• **Data entries**:
=-=-=

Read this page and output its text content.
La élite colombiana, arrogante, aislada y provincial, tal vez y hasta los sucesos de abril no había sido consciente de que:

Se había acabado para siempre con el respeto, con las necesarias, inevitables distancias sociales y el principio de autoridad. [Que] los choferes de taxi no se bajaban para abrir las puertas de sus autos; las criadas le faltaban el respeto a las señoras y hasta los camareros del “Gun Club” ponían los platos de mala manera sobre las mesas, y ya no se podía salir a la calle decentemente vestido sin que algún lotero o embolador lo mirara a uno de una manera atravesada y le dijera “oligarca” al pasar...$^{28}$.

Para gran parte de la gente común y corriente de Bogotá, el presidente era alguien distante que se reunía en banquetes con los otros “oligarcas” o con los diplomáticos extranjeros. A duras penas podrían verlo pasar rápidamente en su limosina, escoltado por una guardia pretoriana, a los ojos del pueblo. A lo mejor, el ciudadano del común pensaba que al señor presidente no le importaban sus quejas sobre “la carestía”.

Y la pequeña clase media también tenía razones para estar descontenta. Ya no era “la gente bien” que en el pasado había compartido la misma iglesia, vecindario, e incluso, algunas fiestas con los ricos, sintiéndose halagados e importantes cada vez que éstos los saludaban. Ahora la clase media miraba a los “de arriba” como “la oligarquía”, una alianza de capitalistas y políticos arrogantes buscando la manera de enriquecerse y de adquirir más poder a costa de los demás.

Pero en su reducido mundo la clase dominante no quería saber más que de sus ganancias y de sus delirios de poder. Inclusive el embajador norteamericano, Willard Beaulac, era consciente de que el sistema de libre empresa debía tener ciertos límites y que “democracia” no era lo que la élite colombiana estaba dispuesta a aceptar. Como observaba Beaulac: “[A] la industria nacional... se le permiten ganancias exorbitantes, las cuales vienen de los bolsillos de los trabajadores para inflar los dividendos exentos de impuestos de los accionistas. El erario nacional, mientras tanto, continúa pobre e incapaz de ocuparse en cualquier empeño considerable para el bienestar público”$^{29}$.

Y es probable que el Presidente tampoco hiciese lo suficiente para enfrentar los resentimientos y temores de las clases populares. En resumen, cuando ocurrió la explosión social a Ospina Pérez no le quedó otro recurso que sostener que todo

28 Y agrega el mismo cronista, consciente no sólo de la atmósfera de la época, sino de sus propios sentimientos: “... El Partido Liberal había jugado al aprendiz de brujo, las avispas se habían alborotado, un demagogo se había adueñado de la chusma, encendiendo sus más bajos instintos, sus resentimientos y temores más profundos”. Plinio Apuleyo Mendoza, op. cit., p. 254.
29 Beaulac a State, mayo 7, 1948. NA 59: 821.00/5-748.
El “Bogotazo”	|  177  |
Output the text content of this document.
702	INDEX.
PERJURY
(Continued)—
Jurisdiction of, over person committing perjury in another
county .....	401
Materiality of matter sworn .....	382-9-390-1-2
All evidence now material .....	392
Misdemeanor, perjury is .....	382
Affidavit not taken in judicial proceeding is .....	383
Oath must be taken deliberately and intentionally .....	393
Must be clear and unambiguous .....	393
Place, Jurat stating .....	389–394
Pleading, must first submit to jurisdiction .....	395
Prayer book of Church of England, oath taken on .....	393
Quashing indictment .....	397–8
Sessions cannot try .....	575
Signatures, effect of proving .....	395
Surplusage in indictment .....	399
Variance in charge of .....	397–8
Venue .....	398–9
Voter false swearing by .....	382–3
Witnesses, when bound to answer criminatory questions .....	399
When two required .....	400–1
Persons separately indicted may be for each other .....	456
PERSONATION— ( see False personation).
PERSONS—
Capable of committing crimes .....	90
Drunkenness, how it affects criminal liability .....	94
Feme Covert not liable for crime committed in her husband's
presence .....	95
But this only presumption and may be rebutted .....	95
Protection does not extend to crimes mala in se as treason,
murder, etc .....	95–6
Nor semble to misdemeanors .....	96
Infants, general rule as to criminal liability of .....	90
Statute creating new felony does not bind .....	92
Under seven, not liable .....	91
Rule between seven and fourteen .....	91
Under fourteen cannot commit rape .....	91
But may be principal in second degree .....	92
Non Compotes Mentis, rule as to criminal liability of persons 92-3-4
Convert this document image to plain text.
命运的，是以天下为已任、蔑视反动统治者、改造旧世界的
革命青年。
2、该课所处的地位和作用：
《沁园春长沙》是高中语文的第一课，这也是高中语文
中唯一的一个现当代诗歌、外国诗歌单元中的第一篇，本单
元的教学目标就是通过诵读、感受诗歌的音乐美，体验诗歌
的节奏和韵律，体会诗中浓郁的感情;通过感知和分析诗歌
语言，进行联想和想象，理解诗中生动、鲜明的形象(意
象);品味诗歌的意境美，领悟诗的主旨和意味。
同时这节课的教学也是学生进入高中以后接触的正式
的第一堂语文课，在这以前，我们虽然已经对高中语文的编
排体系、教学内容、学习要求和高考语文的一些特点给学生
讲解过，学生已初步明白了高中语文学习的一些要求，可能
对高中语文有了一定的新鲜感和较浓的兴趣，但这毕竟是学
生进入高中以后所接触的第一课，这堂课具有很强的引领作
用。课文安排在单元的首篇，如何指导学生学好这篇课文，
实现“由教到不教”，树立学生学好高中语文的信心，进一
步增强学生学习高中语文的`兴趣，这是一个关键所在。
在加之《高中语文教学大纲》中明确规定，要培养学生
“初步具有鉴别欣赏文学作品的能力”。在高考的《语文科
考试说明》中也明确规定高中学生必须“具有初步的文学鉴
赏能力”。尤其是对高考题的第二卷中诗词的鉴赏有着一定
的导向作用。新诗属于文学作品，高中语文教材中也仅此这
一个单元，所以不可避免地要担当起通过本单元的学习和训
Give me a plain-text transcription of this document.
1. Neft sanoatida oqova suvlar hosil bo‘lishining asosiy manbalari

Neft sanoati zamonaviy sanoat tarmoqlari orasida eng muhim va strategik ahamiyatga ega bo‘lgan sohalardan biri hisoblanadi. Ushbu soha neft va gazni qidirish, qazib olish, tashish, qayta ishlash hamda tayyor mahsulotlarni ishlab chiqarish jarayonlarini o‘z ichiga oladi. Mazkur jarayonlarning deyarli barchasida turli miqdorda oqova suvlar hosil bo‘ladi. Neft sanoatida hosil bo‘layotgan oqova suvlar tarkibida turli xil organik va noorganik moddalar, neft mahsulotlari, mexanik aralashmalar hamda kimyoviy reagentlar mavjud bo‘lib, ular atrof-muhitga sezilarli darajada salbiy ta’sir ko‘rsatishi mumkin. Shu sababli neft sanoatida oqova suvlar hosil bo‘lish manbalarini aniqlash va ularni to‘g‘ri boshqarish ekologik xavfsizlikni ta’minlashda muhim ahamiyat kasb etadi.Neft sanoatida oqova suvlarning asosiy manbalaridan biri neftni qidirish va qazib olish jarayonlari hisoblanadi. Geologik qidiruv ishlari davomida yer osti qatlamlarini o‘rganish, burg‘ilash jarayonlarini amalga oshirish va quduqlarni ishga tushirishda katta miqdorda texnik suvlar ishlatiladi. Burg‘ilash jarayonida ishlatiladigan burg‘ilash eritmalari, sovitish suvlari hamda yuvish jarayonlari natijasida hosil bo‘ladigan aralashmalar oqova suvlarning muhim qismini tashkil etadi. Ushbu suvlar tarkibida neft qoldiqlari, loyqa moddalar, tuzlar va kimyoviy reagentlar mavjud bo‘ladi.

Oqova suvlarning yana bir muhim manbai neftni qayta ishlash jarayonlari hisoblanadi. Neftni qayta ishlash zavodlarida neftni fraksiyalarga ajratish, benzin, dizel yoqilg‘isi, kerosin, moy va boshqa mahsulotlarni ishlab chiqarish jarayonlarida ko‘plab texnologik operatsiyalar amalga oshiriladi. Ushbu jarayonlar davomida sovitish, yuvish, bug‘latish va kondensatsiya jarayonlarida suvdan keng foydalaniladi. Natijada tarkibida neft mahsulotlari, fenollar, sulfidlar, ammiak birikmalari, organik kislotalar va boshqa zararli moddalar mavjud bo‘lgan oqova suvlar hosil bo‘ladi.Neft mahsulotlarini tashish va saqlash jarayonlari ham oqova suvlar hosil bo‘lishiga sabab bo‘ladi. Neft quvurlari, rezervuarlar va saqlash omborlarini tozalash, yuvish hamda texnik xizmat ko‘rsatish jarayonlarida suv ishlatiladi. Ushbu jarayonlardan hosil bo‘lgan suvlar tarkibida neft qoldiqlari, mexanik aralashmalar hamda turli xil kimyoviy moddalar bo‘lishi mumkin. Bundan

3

=-=-=

• **Brief**: Using the material above, gather every line that includes "this".

• **Task output**:
Read this page and output its text content.
Output the text content of this document.
But this only presumption and may be rebutted .....	95
Convert this document image to plain text.
Give me a plain-text transcription of this document.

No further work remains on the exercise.